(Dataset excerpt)
------------------------------------------------------------------------
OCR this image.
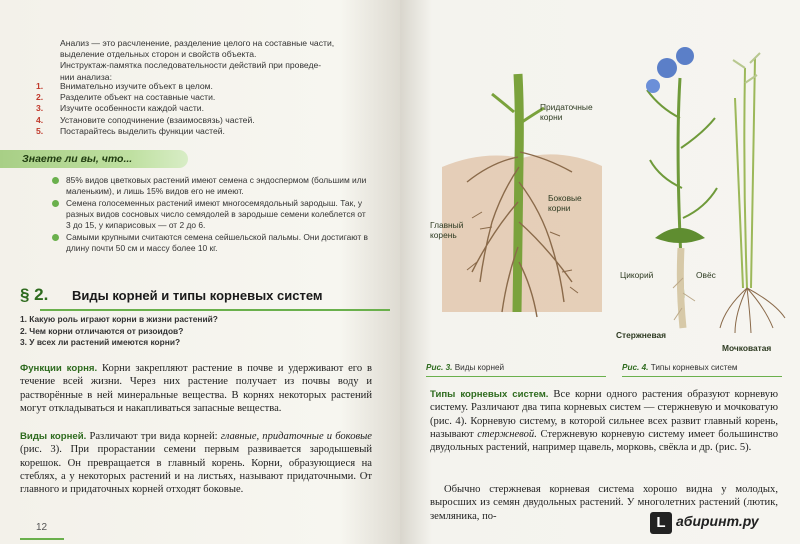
Анализ — это расчленение, разделение целого на составные части,
выделение отдельных сторон и свойств объекта.
Инструктаж-памятка последовательности действий при проведе-
нии анализа:
1.	Внимательно изучите объект в целом.
2.	Разделите объект на составные части.
3.	Изучите особенности каждой части.
4.	Установите соподчинение (взаимосвязь) частей.
5.	Постарайтесь выделить функции частей.
Знаете ли вы, что...
85% видов цветковых растений имеют семена с эндоспермом (большим или маленьким), и лишь 15% видов его не имеют.
Семена голосеменных растений имеют многосемядольный зародыш. Так, у разных видов сосновых число семядолей в зародыше семени колеблется от 3 до 15, у кипарисовых — от 2 до 6.
Самыми крупными считаются семена сейшельской пальмы. Они достигают в длину почти 50 см и массу более 10 кг.
§ 2. Виды корней и типы корневых систем
1. Какую роль играют корни в жизни растений?
2. Чем корни отличаются от ризоидов?
3. У всех ли растений имеются корни?
Функции корня. Корни закрепляют растение в почве и удерживают его в течение всей жизни. Через них растение получает из почвы воду и растворённые в ней минеральные вещества. В корнях некоторых растений могут откладываться и накапливаться запасные вещества.
Виды корней. Различают три вида корней: главные, придаточные и боковые (рис. 3). При прорастании семени первым развивается зародышевый корешок. Он превращается в главный корень. Корни, образующиеся на стеблях, а у некоторых растений и на листьях, называют придаточными. От главного и придаточных корней отходят боковые.
12
Придаточные корни
Боковые корни
Главный корень
Цикорий	Овёс
Стержневая
Мочковатая
Рис. 3. Виды корней	Рис. 4. Типы корневых систем
Типы корневых систем. Все корни одного растения образуют корневую систему. Различают два типа корневых систем — стержневую и мочковатую (рис. 4). Корневую систему, в которой сильнее всех развит главный корень, называют стержневой. Стержневую корневую систему имеет большинство двудольных растений, например щавель, морковь, свёкла и др. (рис. 5).
Обычно стержневая корневая система хорошо видна у молодых, выросших из семян двудольных растений. У многолетних растений (лютик, земляника, по-	L абиринт.ру
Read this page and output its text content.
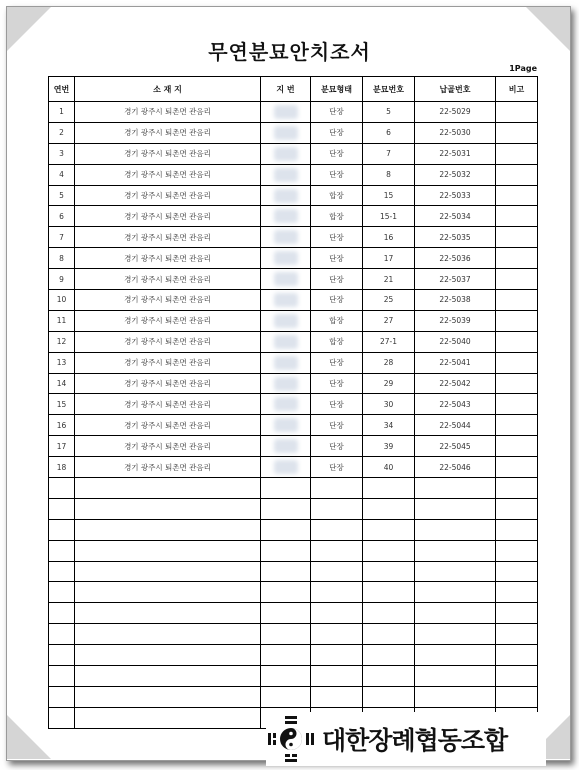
무연분묘안치조서
1Page
연번	소 재 지	지 번	분묘형태	분묘번호	납골번호	비고
1	경기 광주시 퇴촌면 관음리		단장	5	22-5029	
2	경기 광주시 퇴촌면 관음리		단장	6	22-5030	
3	경기 광주시 퇴촌면 관음리		단장	7	22-5031	
4	경기 광주시 퇴촌면 관음리		단장	8	22-5032	
5	경기 광주시 퇴촌면 관음리		합장	15	22-5033	
6	경기 광주시 퇴촌면 관음리		합장	15-1	22-5034	
7	경기 광주시 퇴촌면 관음리		단장	16	22-5035	
8	경기 광주시 퇴촌면 관음리		단장	17	22-5036	
9	경기 광주시 퇴촌면 관음리		단장	21	22-5037	
10	경기 광주시 퇴촌면 관음리		단장	25	22-5038	
11	경기 광주시 퇴촌면 관음리		합장	27	22-5039	
12	경기 광주시 퇴촌면 관음리		합장	27-1	22-5040	
13	경기 광주시 퇴촌면 관음리		단장	28	22-5041	
14	경기 광주시 퇴촌면 관음리		단장	29	22-5042	
15	경기 광주시 퇴촌면 관음리		단장	30	22-5043	
16	경기 광주시 퇴촌면 관음리		단장	34	22-5044	
17	경기 광주시 퇴촌면 관음리		단장	39	22-5045	
18	경기 광주시 퇴촌면 관음리		단장	40	22-5046	

대한장례협동조합
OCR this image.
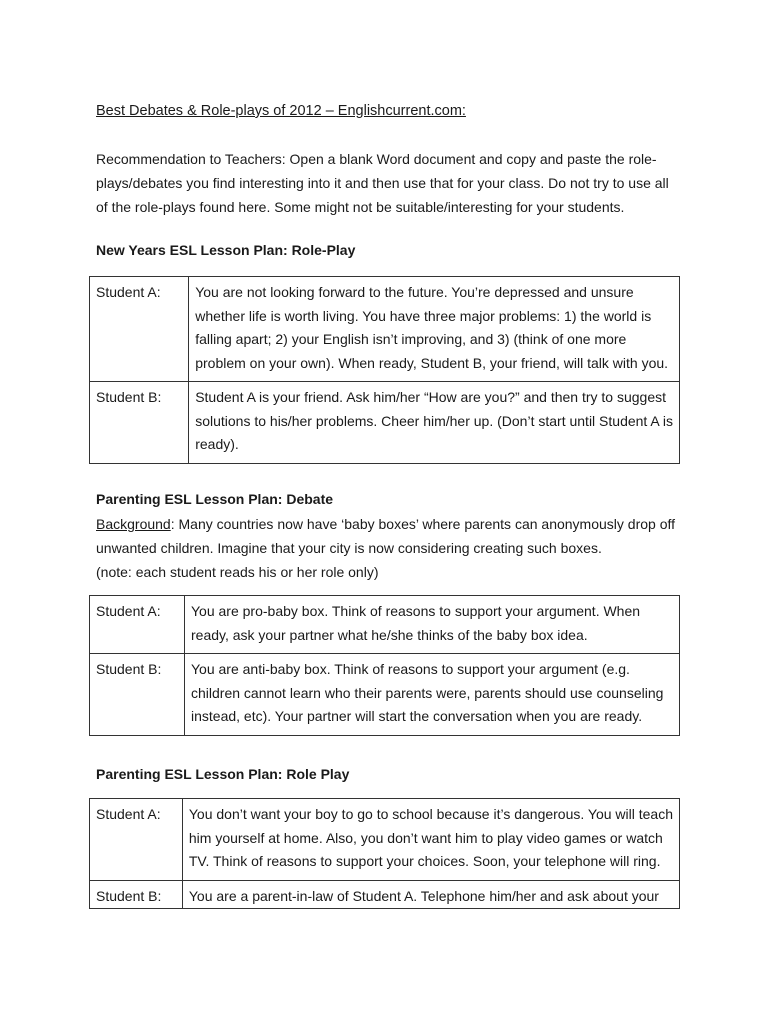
Best Debates & Role-plays of 2012 – Englishcurrent.com:
Recommendation to Teachers: Open a blank Word document and copy and paste the role-
plays/debates you find interesting into it and then use that for your class. Do not try to use all
of the role-plays found here. Some might not be suitable/interesting for your students.
New Years ESL Lesson Plan: Role-Play
Student A:	You are not looking forward to the future. You’re depressed and unsure
whether life is worth living. You have three major problems: 1) the world is
falling apart; 2) your English isn’t improving, and 3) (think of one more
problem on your own). When ready, Student B, your friend, will talk with you.

Student B:	Student A is your friend. Ask him/her “How are you?” and then try to suggest
solutions to his/her problems. Cheer him/her up. (Don’t start until Student A is
ready).
Parenting ESL Lesson Plan: Debate
Background: Many countries now have ‘baby boxes’ where parents can anonymously drop off
unwanted children. Imagine that your city is now considering creating such boxes.
(note: each student reads his or her role only)
Student A:	You are pro-baby box. Think of reasons to support your argument. When
ready, ask your partner what he/she thinks of the baby box idea.

Student B:	You are anti-baby box. Think of reasons to support your argument (e.g.
children cannot learn who their parents were, parents should use counseling
instead, etc). Your partner will start the conversation when you are ready.
Parenting ESL Lesson Plan: Role Play
Student A:	You don’t want your boy to go to school because it’s dangerous. You will teach
him yourself at home. Also, you don’t want him to play video games or watch
TV. Think of reasons to support your choices. Soon, your telephone will ring.

Student B:	You are a parent-in-law of Student A. Telephone him/her and ask about your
------------------------------------------------------------------------
* Objective
Sift through the entries and copy every line with "жизни".

* Expected answer
1. Какую роль играют корни в жизни растений?
Функции корня. Корни закрепляют растение в почве и удерживают его в течение всей жизни. Через них растение получает из почвы воду и растворённые в ней минеральные вещества. В корнях некоторых растений могут откладываться и накапливаться запасные вещества.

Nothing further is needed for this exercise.